**What you need to do:** Return the listing below word for word.

= = = = =

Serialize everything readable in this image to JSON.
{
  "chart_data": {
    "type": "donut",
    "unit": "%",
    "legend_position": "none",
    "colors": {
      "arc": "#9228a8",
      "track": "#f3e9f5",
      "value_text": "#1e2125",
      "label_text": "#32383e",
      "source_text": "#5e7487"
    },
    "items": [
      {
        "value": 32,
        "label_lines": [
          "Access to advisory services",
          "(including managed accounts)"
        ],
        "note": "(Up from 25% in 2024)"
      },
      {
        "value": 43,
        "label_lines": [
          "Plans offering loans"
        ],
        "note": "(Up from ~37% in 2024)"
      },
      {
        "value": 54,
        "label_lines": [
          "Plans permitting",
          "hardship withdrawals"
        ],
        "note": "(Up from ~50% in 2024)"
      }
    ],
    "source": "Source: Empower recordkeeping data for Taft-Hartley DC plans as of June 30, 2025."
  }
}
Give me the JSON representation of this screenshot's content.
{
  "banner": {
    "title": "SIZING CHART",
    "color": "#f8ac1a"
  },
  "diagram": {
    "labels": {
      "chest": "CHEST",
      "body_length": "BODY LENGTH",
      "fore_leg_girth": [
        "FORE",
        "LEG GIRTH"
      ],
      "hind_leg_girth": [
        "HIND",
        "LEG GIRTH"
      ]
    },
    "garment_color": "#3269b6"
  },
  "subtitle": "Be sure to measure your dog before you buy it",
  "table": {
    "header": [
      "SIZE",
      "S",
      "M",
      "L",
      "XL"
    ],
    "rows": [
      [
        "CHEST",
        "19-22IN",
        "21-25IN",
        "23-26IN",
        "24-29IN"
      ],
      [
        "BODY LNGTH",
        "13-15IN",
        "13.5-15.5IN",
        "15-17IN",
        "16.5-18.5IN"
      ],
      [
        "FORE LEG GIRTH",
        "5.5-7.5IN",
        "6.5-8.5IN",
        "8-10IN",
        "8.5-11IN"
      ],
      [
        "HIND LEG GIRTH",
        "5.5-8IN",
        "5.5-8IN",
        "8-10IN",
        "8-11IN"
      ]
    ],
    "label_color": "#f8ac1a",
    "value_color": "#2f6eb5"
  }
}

= = = = =

**Written answer:**
Serialize everything readable in this image to JSON.
{
  "chart_data": {
    "type": "donut",
    "unit": "%",
    "legend_position": "none",
    "colors": {
      "arc": "#9228a8",
      "track": "#f3e9f5",
      "value_text": "#1e2125",
      "label_text": "#32383e",
      "source_text": "#5e7487"
    },
    "items": [
      {
        "value": 32,
        "label_lines": [
          "Access to advisory services",
          "(including managed accounts)"
        ],
        "note": "(Up from 25% in 2024)"
      },
      {
        "value": 43,
        "label_lines": [
          "Plans offering loans"
        ],
        "note": "(Up from ~37% in 2024)"
      },
      {
        "value": 54,
        "label_lines": [
          "Plans permitting",
          "hardship withdrawals"
        ],
        "note": "(Up from ~50% in 2024)"
      }
    ],
    "source": "Source: Empower recordkeeping data for Taft-Hartley DC plans as of June 30, 2025."
  }
}
Give me the JSON representation of this screenshot's content.
{
  "banner": {
    "title": "SIZING CHART",
    "color": "#f8ac1a"
  },
  "diagram": {
    "labels": {
      "chest": "CHEST",
      "body_length": "BODY LENGTH",
      "fore_leg_girth": [
        "FORE",
        "LEG GIRTH"
      ],
      "hind_leg_girth": [
        "HIND",
        "LEG GIRTH"
      ]
    },
    "garment_color": "#3269b6"
  },
  "subtitle": "Be sure to measure your dog before you buy it",
  "table": {
    "header": [
      "SIZE",
      "S",
      "M",
      "L",
      "XL"
    ],
    "rows": [
      [
        "CHEST",
        "19-22IN",
        "21-25IN",
        "23-26IN",
        "24-29IN"
      ],
      [
        "BODY LNGTH",
        "13-15IN",
        "13.5-15.5IN",
        "15-17IN",
        "16.5-18.5IN"
      ],
      [
        "FORE LEG GIRTH",
        "5.5-7.5IN",
        "6.5-8.5IN",
        "8-10IN",
        "8.5-11IN"
      ],
      [
        "HIND LEG GIRTH",
        "5.5-8IN",
        "5.5-8IN",
        "8-10IN",
        "8-11IN"
      ]
    ],
    "label_color": "#f8ac1a",
    "value_color": "#2f6eb5"
  }
}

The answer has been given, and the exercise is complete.